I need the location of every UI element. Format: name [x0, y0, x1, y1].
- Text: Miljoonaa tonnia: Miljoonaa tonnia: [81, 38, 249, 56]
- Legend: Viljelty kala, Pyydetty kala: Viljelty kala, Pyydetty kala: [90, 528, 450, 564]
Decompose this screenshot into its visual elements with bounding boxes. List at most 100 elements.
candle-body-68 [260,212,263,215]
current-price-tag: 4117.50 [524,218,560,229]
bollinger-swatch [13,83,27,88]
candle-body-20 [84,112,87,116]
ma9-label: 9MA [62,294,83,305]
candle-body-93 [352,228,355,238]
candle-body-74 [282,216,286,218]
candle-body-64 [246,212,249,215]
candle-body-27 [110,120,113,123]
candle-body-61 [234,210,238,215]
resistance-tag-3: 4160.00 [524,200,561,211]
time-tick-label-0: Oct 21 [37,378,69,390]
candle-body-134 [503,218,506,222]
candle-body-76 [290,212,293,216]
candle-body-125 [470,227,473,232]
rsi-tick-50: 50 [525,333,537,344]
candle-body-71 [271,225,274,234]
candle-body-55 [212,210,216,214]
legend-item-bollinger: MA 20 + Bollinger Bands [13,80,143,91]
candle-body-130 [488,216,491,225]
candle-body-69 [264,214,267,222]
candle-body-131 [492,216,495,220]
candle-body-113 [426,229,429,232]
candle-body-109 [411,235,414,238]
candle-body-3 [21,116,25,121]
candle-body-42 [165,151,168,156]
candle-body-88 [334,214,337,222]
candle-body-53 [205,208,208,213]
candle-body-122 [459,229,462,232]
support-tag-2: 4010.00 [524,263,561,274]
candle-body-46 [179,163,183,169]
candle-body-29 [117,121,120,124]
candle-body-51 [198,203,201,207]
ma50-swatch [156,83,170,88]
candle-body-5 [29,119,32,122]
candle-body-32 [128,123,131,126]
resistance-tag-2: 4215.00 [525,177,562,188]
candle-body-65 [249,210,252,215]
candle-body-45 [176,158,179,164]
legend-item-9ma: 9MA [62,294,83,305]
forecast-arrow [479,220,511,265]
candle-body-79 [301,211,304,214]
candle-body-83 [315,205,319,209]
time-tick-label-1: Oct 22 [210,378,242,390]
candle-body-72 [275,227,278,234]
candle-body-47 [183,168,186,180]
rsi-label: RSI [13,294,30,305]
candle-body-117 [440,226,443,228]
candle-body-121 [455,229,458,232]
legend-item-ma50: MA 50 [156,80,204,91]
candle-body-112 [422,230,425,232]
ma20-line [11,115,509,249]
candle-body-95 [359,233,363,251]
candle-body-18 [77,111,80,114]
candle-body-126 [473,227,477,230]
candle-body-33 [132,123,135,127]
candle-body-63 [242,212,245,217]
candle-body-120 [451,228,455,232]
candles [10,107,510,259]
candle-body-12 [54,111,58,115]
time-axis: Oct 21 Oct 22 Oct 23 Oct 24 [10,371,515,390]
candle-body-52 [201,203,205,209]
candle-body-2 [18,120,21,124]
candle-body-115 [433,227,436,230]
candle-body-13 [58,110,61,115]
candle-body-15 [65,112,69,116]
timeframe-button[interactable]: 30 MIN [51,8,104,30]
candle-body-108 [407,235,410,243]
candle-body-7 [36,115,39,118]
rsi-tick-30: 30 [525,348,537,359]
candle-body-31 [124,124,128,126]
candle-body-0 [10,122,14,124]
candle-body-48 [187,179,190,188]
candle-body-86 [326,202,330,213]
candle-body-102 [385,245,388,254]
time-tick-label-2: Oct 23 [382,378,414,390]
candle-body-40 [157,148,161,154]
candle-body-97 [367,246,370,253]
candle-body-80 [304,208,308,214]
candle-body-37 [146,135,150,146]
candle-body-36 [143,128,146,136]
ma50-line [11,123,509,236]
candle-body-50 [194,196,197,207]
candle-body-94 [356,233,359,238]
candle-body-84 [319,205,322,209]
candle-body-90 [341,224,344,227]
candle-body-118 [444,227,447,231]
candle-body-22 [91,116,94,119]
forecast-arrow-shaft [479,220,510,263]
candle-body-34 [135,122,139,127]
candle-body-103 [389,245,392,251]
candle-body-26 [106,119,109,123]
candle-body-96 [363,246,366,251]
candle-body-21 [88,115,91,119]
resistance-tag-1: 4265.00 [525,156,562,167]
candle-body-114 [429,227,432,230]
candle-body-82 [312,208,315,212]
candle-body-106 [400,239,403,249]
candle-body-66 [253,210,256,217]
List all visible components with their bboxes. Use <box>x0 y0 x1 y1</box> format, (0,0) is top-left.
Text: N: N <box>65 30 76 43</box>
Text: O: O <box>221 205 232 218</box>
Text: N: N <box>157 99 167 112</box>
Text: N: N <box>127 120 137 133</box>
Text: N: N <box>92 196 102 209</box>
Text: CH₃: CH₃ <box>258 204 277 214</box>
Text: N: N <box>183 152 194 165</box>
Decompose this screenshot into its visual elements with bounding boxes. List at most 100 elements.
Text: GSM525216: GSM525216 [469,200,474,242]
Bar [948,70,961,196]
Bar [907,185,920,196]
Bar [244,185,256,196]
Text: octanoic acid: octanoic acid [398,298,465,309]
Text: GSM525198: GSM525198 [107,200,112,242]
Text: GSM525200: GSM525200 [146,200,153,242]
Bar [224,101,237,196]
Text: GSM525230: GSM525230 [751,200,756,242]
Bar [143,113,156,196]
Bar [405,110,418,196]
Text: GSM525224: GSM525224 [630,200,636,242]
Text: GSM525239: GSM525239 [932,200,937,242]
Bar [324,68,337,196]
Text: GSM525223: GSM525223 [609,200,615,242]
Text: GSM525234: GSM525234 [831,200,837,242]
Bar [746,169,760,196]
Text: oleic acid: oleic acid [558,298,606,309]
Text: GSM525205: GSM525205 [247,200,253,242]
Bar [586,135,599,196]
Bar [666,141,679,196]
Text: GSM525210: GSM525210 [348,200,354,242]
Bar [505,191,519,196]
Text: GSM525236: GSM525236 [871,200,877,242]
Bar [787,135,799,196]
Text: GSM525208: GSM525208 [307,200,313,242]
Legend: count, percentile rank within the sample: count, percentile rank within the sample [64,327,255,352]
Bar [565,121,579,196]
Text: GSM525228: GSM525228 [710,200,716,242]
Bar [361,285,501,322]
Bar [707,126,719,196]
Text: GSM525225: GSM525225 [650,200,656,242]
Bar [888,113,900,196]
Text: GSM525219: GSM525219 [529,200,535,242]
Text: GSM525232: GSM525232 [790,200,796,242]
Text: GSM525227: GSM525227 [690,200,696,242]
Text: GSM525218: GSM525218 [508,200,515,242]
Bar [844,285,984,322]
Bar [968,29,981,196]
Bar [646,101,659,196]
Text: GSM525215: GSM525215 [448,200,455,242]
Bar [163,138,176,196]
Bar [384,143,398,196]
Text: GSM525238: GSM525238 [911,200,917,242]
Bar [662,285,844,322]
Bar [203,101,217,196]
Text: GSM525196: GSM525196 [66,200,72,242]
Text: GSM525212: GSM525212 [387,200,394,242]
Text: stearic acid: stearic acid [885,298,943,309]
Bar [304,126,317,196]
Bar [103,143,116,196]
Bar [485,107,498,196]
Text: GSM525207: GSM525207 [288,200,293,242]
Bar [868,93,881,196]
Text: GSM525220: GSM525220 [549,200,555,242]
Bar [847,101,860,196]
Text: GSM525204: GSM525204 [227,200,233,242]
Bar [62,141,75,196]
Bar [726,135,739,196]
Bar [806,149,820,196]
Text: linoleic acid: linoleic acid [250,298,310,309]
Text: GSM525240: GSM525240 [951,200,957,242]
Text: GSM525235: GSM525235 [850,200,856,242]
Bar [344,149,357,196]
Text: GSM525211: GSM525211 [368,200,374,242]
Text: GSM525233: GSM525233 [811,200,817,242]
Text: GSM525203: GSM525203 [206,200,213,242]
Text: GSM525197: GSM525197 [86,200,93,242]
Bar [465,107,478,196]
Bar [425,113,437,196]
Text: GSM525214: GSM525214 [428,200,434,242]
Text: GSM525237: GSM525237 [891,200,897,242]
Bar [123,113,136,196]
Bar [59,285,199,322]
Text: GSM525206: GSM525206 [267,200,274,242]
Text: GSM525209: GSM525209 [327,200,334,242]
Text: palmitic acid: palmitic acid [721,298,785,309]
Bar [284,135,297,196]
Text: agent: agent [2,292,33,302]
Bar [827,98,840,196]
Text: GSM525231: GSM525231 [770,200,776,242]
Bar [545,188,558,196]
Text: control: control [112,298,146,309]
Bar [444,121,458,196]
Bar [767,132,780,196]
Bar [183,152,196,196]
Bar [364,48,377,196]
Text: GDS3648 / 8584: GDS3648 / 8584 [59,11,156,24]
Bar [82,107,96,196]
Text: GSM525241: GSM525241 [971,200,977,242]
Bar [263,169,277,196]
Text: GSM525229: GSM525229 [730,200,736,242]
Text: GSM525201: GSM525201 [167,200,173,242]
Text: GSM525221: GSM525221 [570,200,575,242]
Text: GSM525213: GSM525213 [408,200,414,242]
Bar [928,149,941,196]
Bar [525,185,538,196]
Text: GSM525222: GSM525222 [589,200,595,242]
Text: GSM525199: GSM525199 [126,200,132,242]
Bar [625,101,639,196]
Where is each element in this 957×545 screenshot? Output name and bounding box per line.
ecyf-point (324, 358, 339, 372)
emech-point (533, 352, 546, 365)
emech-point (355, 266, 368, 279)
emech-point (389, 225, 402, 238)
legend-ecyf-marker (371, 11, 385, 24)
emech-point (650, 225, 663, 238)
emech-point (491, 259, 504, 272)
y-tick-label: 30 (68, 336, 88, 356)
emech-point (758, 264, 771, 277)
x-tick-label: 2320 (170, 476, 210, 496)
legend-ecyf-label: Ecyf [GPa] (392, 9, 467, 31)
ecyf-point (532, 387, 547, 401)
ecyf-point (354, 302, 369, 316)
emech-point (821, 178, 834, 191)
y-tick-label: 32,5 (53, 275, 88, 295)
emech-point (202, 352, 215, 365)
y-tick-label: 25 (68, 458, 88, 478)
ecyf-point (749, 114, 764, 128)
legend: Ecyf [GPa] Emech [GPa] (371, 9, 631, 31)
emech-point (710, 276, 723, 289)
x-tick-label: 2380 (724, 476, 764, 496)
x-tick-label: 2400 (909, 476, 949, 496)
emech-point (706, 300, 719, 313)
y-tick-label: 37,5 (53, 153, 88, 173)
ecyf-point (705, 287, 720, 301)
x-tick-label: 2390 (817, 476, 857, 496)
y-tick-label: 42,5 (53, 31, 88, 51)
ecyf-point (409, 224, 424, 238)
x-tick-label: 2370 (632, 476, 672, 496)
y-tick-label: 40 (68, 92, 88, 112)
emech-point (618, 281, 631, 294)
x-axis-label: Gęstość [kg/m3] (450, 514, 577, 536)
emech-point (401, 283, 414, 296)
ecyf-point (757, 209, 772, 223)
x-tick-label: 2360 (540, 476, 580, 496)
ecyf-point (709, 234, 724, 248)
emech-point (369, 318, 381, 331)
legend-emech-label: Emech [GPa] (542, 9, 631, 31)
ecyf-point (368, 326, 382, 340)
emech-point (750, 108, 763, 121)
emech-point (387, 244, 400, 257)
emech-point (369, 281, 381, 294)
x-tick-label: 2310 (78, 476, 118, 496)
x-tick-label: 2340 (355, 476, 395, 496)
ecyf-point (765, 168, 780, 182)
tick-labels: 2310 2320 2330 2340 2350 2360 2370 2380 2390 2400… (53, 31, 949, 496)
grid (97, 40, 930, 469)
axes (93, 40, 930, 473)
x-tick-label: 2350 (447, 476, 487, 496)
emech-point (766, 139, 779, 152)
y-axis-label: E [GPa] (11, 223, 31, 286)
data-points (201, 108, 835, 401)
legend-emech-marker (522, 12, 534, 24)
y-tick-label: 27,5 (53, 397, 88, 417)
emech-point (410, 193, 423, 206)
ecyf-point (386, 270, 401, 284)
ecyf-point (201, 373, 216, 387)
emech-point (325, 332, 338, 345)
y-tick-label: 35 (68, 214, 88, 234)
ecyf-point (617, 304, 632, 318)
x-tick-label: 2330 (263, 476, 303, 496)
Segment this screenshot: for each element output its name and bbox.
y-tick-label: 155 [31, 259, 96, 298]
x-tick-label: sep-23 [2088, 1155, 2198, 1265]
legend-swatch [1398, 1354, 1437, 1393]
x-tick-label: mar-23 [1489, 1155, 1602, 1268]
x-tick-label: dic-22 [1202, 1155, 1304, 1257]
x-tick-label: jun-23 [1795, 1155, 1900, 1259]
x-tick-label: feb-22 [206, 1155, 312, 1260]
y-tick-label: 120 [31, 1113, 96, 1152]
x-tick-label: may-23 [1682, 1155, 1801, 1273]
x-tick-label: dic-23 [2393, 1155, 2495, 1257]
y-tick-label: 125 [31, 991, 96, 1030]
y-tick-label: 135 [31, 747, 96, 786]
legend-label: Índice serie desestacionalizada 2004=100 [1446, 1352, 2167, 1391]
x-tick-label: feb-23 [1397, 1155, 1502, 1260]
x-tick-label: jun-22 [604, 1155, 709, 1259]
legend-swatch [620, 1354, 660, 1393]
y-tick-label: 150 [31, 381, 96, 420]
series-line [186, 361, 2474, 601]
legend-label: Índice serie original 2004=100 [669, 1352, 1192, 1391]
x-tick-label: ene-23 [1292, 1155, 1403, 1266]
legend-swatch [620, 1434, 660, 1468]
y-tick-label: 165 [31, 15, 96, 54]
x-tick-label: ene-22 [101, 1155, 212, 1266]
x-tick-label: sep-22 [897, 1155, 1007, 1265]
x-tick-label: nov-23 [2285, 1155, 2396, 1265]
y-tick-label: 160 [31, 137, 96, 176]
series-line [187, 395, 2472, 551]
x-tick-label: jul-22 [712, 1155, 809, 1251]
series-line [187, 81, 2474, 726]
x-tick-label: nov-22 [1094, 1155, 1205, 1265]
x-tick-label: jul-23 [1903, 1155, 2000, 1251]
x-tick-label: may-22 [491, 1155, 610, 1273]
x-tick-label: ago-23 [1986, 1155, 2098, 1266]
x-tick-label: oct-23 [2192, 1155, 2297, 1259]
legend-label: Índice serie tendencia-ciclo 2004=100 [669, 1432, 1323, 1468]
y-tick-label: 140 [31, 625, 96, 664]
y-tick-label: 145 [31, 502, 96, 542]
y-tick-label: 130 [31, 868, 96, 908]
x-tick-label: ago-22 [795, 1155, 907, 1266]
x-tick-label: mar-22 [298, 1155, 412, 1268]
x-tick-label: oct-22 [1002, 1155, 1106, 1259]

▶ INSTRUCTIONS FOR THE TASK
Copy the records from the start through the line containing "candle-body-32 [128,123,131,126]", changing "candle-body" to "bar-body" throughout and leaving everything else as it is.

▶ EXERCISE RESPONSE
I need the location of every UI element. Format: name [x0, y0, x1, y1].
- Text: Miljoonaa tonnia: Miljoonaa tonnia: [81, 38, 249, 56]
- Legend: Viljelty kala, Pyydetty kala: Viljelty kala, Pyydetty kala: [90, 528, 450, 564]
Decompose this screenshot into its visual elements with bounding boxes. List at most 100 elements.
bar-body-68 [260,212,263,215]
current-price-tag: 4117.50 [524,218,560,229]
bollinger-swatch [13,83,27,88]
bar-body-20 [84,112,87,116]
ma9-label: 9MA [62,294,83,305]
bar-body-93 [352,228,355,238]
bar-body-74 [282,216,286,218]
bar-body-64 [246,212,249,215]
bar-body-27 [110,120,113,123]
bar-body-61 [234,210,238,215]
resistance-tag-3: 4160.00 [524,200,561,211]
time-tick-label-0: Oct 21 [37,378,69,390]
bar-body-134 [503,218,506,222]
bar-body-76 [290,212,293,216]
bar-body-125 [470,227,473,232]
rsi-tick-50: 50 [525,333,537,344]
bar-body-71 [271,225,274,234]
bar-body-55 [212,210,216,214]
legend-item-bollinger: MA 20 + Bollinger Bands [13,80,143,91]
bar-body-130 [488,216,491,225]
bar-body-69 [264,214,267,222]
bar-body-131 [492,216,495,220]
bar-body-113 [426,229,429,232]
bar-body-109 [411,235,414,238]
bar-body-3 [21,116,25,121]
bar-body-42 [165,151,168,156]
bar-body-88 [334,214,337,222]
bar-body-53 [205,208,208,213]
bar-body-122 [459,229,462,232]
support-tag-2: 4010.00 [524,263,561,274]
bar-body-46 [179,163,183,169]
bar-body-29 [117,121,120,124]
bar-body-51 [198,203,201,207]
ma50-swatch [156,83,170,88]
bar-body-5 [29,119,32,122]
bar-body-32 [128,123,131,126]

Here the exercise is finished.